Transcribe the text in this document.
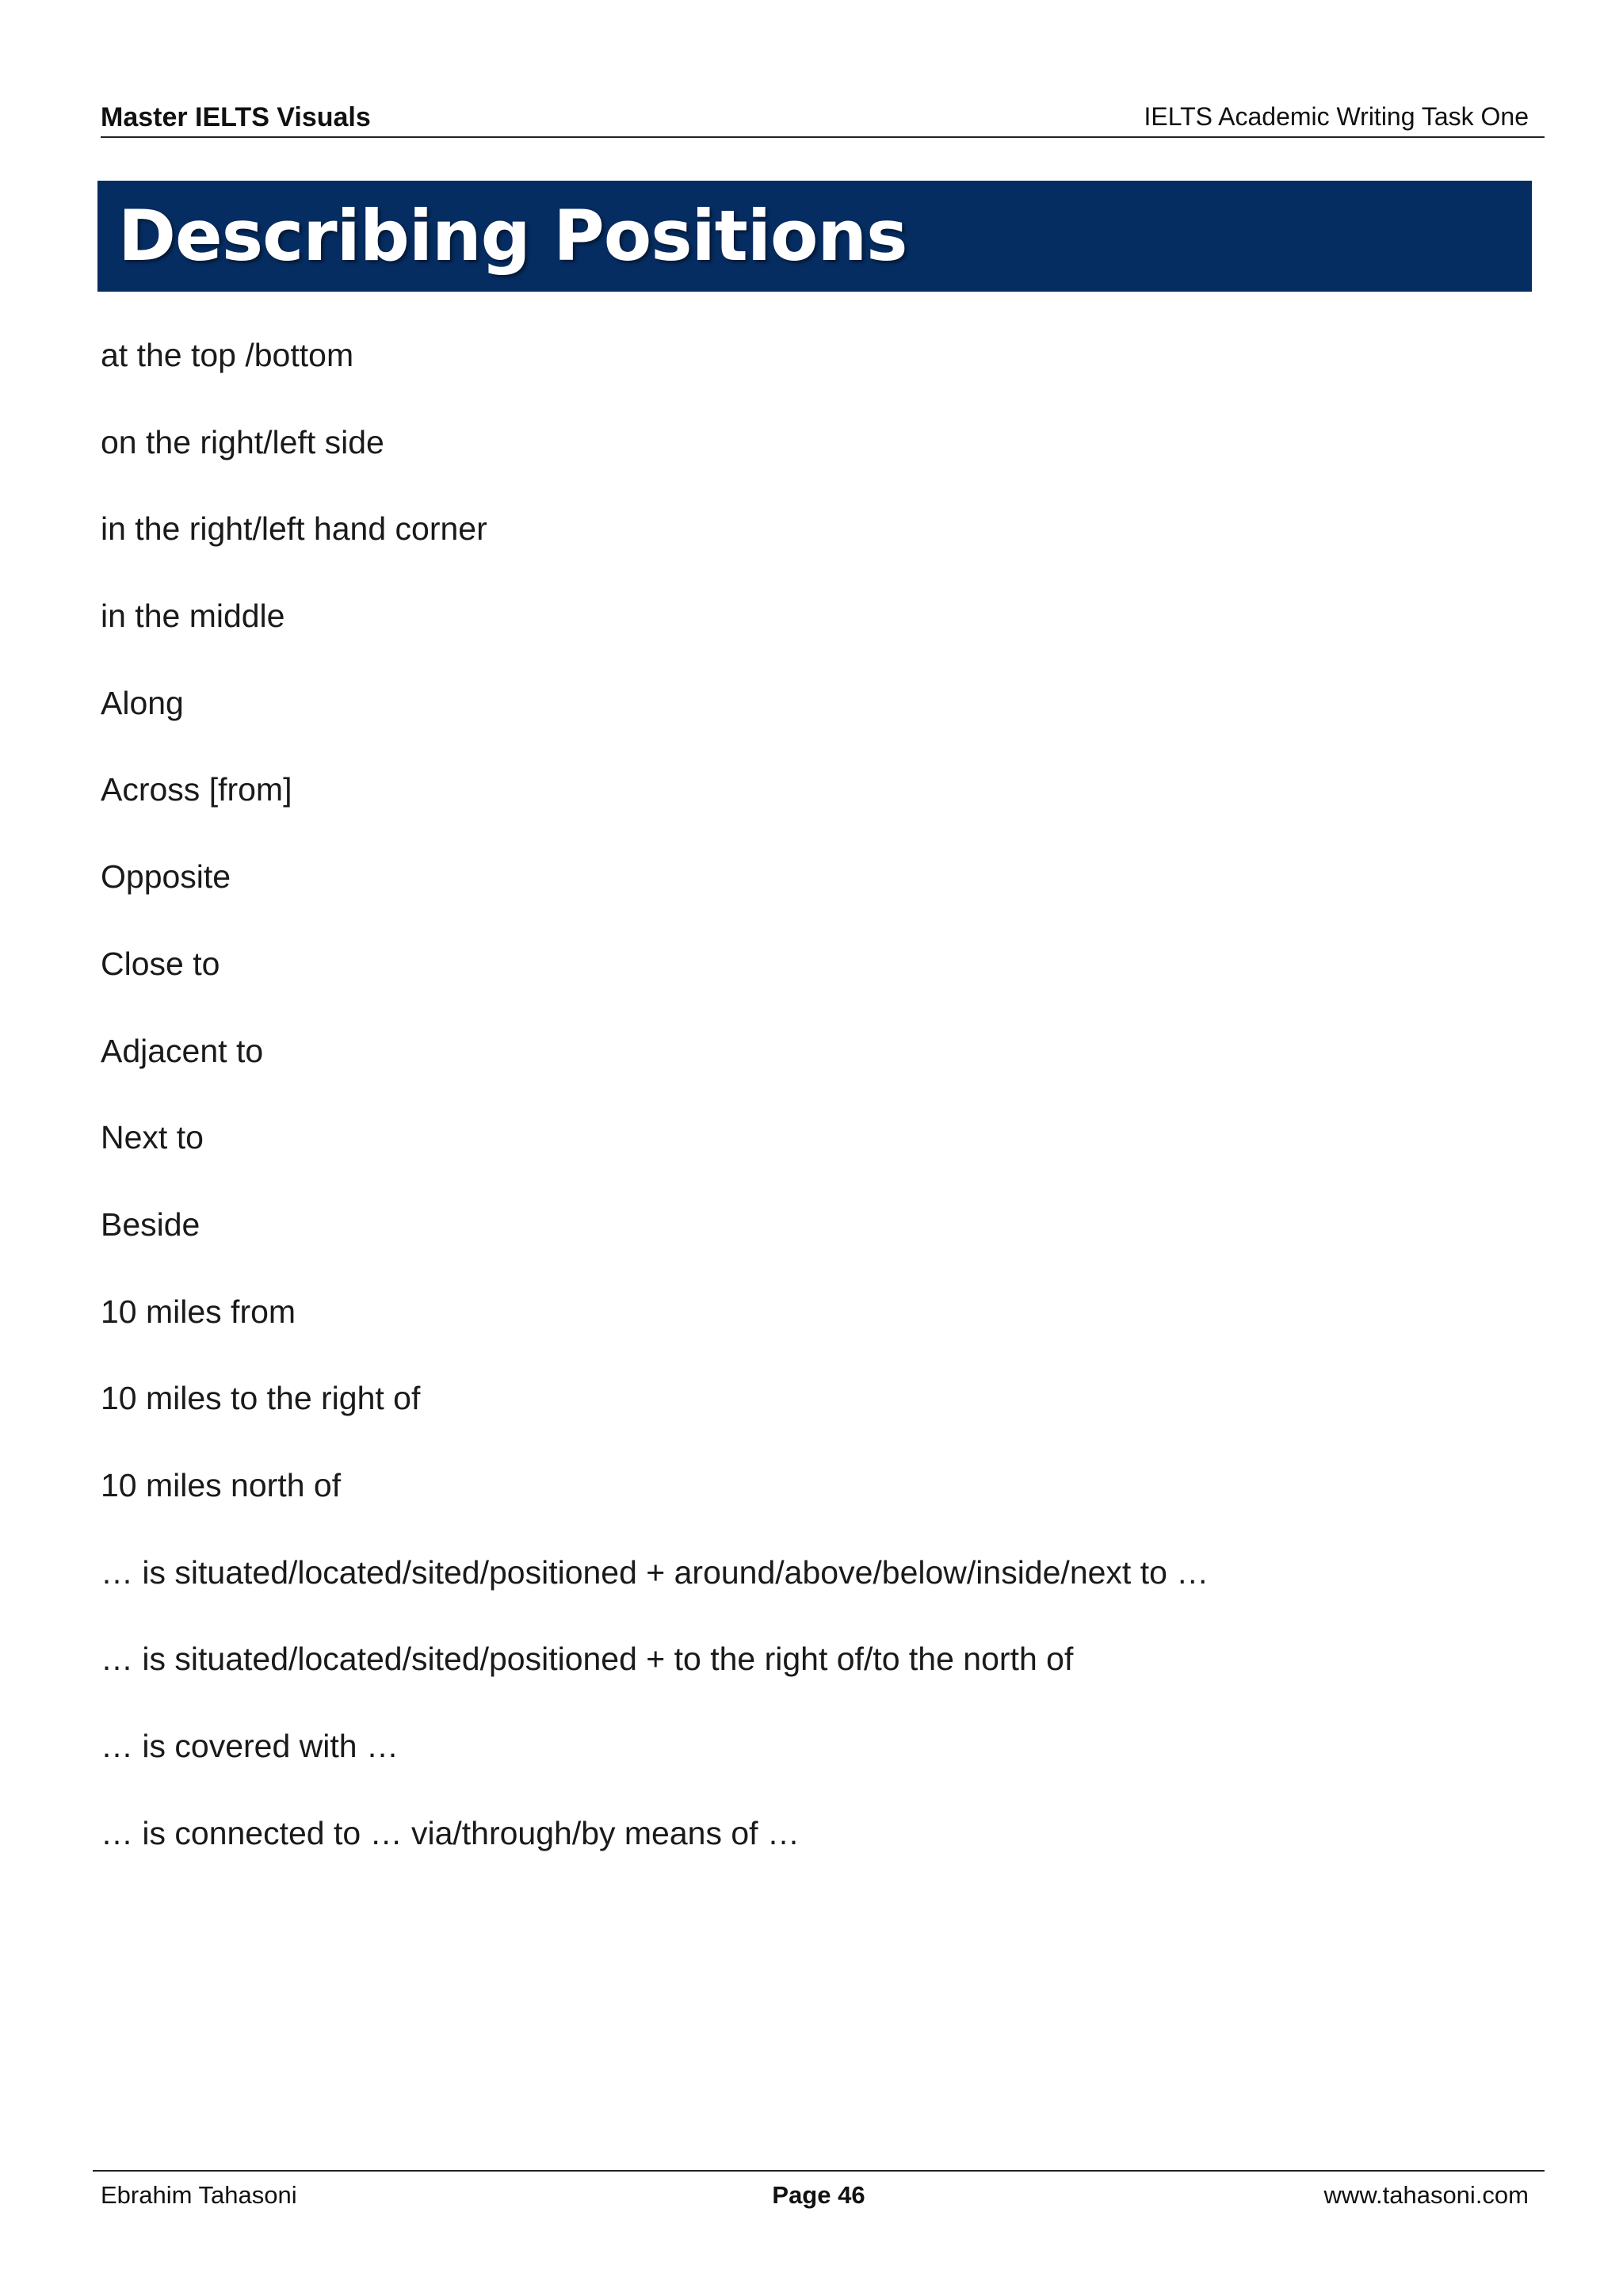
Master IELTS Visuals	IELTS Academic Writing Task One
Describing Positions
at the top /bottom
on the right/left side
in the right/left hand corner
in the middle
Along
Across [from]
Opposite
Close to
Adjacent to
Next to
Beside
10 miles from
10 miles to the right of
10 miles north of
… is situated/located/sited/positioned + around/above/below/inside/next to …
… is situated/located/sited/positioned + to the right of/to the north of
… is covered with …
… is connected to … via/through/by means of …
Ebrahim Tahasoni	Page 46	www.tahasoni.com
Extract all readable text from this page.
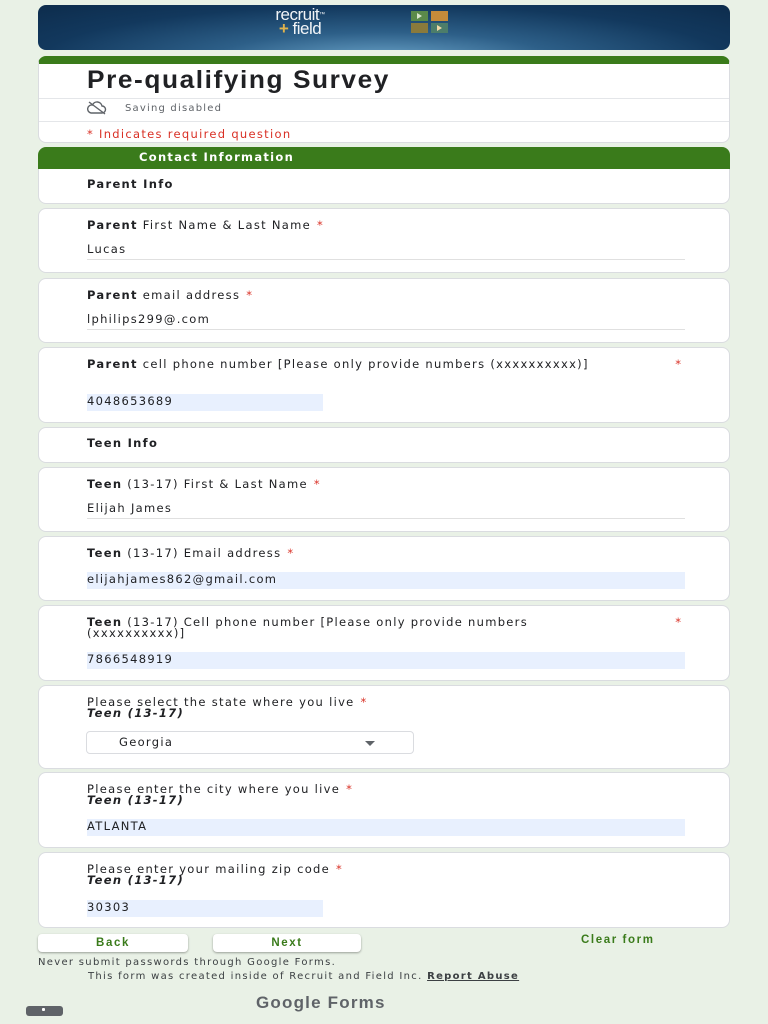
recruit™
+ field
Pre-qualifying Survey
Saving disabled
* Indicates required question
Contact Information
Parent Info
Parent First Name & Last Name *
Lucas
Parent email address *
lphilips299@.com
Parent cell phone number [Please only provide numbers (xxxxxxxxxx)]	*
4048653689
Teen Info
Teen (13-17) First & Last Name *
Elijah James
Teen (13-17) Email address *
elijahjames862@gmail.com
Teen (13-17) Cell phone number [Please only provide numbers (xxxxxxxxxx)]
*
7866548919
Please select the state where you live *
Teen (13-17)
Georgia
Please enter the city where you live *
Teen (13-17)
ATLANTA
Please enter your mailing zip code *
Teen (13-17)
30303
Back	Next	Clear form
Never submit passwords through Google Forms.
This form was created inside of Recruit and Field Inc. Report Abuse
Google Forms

Task directions
Leave out the pictures and copy everything else in the records word for word.

Final result
Transcribe the text in this document.
Master IELTS Visuals	IELTS Academic Writing Task One
Describing Positions
at the top /bottom
on the right/left side
in the right/left hand corner
in the middle
Along
Across [from]
Opposite
Close to
Adjacent to
Next to
Beside
10 miles from
10 miles to the right of
10 miles north of
… is situated/located/sited/positioned + around/above/below/inside/next to …
… is situated/located/sited/positioned + to the right of/to the north of
… is covered with …
… is connected to … via/through/by means of …
Ebrahim Tahasoni	Page 46	www.tahasoni.com
Extract all readable text from this page.
recruit™
+ field
Pre-qualifying Survey
Saving disabled
* Indicates required question
Contact Information
Parent Info
Parent First Name & Last Name *
Lucas
Parent email address *
lphilips299@.com
Parent cell phone number [Please only provide numbers (xxxxxxxxxx)]	*
4048653689
Teen Info
Teen (13-17) First & Last Name *
Elijah James
Teen (13-17) Email address *
elijahjames862@gmail.com
Teen (13-17) Cell phone number [Please only provide numbers (xxxxxxxxxx)]
*
7866548919
Please select the state where you live *
Teen (13-17)
Georgia
Please enter the city where you live *
Teen (13-17)
ATLANTA
Please enter your mailing zip code *
Teen (13-17)
30303
Back	Next	Clear form
Never submit passwords through Google Forms.
This form was created inside of Recruit and Field Inc. Report Abuse
Google Forms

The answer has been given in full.